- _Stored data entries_
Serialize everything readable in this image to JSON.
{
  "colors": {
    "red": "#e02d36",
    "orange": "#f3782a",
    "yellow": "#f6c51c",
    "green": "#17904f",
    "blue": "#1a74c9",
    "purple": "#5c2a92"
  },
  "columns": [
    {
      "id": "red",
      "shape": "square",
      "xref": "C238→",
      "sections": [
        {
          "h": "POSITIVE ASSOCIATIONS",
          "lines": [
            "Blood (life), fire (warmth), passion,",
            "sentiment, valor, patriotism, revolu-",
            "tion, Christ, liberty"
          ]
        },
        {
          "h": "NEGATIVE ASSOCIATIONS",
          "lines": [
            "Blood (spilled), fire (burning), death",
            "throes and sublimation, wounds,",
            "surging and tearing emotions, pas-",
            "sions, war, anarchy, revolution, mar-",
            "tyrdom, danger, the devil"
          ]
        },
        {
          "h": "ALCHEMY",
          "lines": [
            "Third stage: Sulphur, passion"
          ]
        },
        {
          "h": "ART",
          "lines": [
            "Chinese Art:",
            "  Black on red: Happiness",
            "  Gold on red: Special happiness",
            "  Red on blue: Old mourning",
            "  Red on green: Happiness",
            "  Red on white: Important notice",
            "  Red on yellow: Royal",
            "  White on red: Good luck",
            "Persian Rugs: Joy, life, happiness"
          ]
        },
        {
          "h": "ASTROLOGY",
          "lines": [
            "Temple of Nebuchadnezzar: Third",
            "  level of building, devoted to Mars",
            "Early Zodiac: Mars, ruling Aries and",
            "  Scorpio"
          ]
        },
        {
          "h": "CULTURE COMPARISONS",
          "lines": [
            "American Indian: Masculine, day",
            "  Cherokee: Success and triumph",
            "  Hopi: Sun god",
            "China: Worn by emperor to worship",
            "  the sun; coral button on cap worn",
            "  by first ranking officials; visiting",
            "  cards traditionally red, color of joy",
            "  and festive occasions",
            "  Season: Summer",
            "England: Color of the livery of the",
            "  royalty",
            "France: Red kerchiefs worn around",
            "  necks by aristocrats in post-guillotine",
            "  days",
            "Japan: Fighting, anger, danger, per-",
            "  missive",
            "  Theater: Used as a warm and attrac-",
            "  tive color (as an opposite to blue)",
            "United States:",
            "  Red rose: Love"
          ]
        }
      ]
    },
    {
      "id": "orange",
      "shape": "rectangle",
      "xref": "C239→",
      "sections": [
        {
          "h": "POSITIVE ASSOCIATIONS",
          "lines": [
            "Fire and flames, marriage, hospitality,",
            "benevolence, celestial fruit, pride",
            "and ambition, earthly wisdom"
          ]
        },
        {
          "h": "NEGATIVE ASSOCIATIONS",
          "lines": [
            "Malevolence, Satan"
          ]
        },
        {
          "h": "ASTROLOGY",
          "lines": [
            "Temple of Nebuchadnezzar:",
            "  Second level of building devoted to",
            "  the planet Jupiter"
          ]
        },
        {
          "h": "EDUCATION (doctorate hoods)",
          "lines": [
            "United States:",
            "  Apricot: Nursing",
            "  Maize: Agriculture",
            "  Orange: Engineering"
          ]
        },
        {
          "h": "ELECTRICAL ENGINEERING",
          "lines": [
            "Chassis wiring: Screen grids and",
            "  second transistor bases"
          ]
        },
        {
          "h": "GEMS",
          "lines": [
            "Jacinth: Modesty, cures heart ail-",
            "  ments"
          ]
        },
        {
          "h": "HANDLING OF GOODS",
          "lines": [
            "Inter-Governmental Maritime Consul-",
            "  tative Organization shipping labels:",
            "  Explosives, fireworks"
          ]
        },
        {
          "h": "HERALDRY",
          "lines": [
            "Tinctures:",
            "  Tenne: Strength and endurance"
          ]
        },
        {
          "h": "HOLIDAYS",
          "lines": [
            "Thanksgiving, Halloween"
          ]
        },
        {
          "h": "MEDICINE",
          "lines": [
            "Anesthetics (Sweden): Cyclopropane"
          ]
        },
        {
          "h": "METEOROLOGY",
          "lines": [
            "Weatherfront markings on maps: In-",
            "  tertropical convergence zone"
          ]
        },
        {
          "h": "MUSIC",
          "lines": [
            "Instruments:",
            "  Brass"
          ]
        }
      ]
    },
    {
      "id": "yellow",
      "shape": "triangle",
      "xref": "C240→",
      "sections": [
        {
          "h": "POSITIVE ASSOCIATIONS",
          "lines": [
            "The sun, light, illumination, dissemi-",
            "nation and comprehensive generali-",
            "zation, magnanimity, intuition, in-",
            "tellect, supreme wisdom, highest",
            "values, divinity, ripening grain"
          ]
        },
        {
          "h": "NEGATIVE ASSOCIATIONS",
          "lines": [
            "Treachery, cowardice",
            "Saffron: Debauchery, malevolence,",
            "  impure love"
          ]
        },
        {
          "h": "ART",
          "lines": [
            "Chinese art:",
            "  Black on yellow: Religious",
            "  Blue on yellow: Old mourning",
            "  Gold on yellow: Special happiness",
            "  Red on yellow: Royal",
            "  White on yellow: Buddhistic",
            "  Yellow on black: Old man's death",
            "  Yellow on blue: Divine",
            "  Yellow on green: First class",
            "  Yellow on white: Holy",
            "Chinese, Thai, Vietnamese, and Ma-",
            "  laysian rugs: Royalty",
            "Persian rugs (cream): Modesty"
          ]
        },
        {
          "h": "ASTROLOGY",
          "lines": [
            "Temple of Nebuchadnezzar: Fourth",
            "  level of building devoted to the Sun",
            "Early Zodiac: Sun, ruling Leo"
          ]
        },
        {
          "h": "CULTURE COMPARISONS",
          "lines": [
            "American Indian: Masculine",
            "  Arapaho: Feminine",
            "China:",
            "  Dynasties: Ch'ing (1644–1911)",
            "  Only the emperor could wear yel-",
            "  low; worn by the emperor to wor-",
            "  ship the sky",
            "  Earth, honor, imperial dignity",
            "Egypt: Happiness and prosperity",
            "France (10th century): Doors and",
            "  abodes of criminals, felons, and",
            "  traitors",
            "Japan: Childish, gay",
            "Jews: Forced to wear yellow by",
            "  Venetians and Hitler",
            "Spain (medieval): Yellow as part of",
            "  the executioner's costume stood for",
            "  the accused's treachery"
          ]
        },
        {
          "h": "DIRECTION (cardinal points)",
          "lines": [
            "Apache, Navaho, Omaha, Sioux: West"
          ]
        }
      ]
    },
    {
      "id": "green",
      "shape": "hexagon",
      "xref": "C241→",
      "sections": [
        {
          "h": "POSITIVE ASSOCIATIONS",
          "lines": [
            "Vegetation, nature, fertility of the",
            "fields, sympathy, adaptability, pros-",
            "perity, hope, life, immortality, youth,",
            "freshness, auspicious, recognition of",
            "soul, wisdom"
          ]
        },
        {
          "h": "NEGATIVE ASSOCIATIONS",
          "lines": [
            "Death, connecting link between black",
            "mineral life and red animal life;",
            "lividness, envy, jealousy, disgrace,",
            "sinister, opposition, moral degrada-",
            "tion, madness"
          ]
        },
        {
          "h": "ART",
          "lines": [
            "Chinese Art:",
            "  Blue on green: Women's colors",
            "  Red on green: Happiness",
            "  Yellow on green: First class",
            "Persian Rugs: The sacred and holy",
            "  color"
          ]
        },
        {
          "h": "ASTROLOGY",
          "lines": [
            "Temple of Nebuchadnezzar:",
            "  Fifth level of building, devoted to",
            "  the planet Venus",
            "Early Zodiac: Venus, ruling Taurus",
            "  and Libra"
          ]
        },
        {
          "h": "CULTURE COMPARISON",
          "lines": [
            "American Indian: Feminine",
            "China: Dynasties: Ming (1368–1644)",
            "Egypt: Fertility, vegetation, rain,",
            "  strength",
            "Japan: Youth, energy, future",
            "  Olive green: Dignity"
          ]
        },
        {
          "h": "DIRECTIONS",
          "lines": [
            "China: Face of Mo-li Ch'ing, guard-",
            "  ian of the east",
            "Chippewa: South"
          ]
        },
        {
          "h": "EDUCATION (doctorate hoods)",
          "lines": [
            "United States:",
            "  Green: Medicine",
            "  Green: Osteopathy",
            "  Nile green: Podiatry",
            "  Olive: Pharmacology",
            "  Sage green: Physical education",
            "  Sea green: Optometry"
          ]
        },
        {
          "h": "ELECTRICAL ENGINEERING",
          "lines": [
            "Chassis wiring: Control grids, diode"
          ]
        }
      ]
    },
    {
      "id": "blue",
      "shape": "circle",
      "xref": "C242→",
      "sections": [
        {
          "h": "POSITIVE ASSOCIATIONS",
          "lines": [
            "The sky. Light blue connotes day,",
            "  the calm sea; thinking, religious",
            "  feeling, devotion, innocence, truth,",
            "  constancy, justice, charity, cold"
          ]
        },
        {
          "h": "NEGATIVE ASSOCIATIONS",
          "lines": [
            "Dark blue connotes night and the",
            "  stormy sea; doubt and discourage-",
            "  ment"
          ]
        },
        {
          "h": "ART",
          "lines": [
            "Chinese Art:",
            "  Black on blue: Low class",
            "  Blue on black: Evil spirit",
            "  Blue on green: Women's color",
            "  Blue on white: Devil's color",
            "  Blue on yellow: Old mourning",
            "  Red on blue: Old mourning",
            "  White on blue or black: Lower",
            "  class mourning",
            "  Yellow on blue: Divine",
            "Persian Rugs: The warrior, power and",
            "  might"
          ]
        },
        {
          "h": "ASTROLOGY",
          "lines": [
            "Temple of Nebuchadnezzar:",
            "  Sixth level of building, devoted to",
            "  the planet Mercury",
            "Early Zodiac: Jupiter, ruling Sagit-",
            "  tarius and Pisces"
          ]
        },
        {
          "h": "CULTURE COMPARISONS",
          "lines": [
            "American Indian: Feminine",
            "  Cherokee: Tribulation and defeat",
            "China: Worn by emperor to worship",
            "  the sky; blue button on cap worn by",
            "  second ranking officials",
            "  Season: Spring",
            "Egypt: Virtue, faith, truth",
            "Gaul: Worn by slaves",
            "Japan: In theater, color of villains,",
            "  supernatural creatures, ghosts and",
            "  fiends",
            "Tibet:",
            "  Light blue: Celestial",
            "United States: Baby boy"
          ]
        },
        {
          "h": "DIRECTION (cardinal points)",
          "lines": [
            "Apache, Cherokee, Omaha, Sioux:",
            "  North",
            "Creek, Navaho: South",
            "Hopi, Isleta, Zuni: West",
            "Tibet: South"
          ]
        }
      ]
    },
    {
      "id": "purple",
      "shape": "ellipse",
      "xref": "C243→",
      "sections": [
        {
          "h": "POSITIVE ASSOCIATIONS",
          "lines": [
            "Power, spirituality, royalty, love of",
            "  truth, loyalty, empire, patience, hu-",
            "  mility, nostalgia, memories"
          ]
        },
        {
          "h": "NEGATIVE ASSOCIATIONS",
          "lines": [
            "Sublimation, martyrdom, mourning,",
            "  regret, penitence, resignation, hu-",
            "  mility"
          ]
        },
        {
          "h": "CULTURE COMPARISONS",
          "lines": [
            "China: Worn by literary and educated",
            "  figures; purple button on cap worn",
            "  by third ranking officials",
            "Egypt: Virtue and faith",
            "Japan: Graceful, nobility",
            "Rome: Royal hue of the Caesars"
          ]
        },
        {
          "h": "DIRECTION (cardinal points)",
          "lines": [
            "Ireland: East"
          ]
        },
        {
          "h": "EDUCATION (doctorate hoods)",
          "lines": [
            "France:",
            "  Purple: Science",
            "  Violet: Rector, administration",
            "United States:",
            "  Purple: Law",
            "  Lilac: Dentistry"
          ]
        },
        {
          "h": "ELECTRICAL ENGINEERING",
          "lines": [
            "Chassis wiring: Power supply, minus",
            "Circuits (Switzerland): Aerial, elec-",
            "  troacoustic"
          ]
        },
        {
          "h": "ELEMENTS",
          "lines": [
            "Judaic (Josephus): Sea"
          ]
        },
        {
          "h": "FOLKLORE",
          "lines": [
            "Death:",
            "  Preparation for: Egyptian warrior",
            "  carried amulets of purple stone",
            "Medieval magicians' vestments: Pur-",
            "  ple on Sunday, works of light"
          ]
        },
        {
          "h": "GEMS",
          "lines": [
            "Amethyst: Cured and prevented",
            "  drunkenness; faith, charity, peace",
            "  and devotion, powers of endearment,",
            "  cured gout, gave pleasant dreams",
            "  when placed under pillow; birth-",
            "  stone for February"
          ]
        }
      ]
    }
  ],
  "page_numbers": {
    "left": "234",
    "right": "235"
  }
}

- _WHAT YOU ARE ASKED TO DO_
Using the records given above, list every line that includes the word "Zodiac".

- _RESPONSE TO THE EXERCISE_
            "Early Zodiac: Mars, ruling Aries and",
            "Early Zodiac: Sun, ruling Leo"
            "Early Zodiac: Venus, ruling Taurus",
            "Early Zodiac: Jupiter, ruling Sagit-",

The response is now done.